++++ DATA
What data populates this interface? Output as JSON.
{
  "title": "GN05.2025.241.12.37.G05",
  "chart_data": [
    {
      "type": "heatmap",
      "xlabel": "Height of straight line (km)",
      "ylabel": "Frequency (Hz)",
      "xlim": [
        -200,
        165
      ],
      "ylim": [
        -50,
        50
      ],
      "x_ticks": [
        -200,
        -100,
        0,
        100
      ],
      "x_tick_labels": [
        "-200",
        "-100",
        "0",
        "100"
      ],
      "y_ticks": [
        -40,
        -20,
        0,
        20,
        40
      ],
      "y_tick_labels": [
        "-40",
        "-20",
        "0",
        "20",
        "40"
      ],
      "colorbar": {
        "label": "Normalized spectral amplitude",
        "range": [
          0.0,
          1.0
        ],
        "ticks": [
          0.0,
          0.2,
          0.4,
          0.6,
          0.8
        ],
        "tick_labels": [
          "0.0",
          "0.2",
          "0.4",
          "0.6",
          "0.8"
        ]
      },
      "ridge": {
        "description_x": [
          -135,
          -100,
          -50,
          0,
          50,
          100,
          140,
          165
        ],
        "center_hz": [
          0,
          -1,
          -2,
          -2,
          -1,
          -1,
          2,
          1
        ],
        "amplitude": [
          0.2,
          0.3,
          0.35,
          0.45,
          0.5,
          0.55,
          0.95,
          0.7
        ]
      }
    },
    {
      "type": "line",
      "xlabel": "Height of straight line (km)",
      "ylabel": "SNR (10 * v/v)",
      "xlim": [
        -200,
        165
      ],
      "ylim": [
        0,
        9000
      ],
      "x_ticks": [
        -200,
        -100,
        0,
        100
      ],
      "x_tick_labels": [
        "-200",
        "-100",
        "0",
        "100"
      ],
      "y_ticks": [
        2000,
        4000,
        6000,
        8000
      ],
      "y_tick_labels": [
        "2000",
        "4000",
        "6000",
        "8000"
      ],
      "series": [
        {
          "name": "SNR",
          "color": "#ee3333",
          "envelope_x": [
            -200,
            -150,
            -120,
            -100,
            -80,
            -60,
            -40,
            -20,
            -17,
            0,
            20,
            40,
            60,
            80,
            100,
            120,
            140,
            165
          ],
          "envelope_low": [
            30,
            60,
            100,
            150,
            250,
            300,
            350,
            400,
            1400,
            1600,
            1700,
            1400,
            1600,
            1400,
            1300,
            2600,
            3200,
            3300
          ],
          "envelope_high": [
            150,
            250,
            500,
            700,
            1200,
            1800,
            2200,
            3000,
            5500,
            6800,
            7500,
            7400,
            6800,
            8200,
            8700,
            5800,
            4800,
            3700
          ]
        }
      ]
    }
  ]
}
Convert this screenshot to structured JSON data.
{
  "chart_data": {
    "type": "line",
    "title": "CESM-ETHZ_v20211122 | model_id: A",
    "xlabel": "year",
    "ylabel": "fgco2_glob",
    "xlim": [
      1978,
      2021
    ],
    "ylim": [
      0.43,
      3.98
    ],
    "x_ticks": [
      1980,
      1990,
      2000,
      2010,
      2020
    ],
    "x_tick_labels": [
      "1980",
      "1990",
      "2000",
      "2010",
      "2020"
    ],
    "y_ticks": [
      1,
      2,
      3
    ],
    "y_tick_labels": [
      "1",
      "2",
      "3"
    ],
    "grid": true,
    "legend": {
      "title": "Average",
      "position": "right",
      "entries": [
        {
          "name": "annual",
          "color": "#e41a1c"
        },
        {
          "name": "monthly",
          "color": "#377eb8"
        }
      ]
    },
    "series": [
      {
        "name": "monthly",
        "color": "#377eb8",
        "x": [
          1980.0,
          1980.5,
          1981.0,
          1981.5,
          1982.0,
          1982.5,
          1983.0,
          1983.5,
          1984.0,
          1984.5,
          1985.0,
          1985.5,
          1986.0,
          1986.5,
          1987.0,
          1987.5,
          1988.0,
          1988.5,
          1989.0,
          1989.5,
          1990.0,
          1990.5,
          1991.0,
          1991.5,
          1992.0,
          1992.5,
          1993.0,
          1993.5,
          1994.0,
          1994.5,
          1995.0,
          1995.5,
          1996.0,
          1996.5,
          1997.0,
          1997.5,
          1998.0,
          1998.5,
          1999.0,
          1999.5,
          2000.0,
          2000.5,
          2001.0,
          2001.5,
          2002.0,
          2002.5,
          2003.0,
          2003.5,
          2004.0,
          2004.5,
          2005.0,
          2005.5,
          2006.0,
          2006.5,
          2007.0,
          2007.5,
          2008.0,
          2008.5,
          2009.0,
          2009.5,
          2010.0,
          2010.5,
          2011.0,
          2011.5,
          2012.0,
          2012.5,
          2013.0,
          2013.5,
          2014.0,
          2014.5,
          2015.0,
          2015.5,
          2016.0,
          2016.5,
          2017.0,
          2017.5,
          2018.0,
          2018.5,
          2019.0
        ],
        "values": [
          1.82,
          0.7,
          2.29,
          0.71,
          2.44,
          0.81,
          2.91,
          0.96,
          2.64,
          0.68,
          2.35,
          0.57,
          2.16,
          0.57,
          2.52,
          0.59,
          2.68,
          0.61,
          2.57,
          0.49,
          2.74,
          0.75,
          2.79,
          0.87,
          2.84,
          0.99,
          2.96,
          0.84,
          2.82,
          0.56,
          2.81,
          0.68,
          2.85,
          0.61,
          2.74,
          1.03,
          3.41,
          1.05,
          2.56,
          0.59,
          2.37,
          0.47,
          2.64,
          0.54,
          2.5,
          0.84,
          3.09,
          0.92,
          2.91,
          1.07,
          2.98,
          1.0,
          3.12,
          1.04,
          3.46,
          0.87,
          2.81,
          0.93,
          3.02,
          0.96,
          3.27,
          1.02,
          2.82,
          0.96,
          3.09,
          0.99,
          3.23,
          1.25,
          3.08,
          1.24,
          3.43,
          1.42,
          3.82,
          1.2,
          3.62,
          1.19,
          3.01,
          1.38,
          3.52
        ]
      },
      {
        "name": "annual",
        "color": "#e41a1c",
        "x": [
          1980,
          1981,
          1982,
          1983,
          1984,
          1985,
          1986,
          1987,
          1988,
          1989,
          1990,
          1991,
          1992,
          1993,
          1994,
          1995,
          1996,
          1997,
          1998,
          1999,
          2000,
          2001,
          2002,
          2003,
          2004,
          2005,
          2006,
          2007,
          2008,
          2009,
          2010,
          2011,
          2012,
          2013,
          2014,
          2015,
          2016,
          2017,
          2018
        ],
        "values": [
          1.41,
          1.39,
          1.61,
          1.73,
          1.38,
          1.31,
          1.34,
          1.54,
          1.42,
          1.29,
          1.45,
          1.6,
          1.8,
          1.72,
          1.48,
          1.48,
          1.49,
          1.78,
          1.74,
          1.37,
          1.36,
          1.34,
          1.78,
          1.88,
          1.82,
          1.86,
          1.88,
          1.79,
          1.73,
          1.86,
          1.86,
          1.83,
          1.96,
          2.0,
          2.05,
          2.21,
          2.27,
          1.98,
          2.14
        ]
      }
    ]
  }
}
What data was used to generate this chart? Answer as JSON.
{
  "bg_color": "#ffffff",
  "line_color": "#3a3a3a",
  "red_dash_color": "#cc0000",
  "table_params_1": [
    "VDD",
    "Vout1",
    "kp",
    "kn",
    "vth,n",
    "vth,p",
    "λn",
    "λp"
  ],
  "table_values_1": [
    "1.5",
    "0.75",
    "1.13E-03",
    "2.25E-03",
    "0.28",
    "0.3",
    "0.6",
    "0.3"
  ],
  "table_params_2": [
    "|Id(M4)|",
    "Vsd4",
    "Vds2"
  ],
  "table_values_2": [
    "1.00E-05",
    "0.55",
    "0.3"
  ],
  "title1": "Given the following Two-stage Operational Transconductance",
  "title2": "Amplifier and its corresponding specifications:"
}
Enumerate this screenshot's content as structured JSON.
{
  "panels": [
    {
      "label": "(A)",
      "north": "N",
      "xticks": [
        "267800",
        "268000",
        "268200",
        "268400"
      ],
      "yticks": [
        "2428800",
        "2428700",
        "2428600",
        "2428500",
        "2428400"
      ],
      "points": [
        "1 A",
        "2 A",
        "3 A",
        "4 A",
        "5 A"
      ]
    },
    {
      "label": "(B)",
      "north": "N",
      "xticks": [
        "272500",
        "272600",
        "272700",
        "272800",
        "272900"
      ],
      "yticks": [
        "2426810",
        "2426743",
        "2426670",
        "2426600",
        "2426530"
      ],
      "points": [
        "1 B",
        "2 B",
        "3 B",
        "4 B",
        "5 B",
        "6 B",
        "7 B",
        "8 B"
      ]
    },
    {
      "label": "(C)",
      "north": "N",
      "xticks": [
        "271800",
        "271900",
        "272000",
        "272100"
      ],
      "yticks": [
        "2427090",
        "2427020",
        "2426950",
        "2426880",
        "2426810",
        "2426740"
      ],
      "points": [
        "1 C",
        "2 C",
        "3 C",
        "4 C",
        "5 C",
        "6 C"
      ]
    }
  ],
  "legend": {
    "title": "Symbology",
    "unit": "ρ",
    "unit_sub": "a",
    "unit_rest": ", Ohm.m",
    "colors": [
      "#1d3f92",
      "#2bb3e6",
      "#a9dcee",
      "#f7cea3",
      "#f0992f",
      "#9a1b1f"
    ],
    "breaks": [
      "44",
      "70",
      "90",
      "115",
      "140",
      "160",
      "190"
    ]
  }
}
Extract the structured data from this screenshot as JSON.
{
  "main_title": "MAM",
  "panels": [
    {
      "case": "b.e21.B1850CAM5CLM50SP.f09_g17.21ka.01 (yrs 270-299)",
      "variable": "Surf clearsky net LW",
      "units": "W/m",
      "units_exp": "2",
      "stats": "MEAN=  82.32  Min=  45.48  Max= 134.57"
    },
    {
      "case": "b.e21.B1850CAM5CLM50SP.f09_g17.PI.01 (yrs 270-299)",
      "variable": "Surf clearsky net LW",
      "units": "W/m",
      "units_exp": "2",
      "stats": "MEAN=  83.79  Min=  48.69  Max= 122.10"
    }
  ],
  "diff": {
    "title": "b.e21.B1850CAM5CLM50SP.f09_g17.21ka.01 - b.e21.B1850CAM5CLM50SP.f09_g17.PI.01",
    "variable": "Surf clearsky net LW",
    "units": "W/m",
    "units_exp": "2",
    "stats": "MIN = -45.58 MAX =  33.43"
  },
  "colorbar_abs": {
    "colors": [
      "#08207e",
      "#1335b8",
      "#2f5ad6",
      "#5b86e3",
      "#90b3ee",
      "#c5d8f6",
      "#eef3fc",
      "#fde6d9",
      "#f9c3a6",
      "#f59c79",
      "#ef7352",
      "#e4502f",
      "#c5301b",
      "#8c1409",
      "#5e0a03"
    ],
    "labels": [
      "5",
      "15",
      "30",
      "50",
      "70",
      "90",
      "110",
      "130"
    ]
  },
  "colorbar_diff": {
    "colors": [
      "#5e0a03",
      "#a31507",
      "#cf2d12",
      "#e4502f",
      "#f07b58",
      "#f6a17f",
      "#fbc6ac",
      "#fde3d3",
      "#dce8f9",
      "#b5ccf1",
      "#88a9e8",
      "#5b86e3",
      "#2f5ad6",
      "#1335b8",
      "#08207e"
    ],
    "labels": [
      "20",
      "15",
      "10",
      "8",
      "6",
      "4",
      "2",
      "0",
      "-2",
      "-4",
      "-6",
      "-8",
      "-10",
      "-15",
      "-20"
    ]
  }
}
++++++++
Pull every line containing the word "structured" out of the material and copy it.

**RESULT OF THIS TASK:**
Convert this screenshot to structured JSON data.
Enumerate this screenshot's content as structured JSON.
Extract the structured data from this screenshot as JSON.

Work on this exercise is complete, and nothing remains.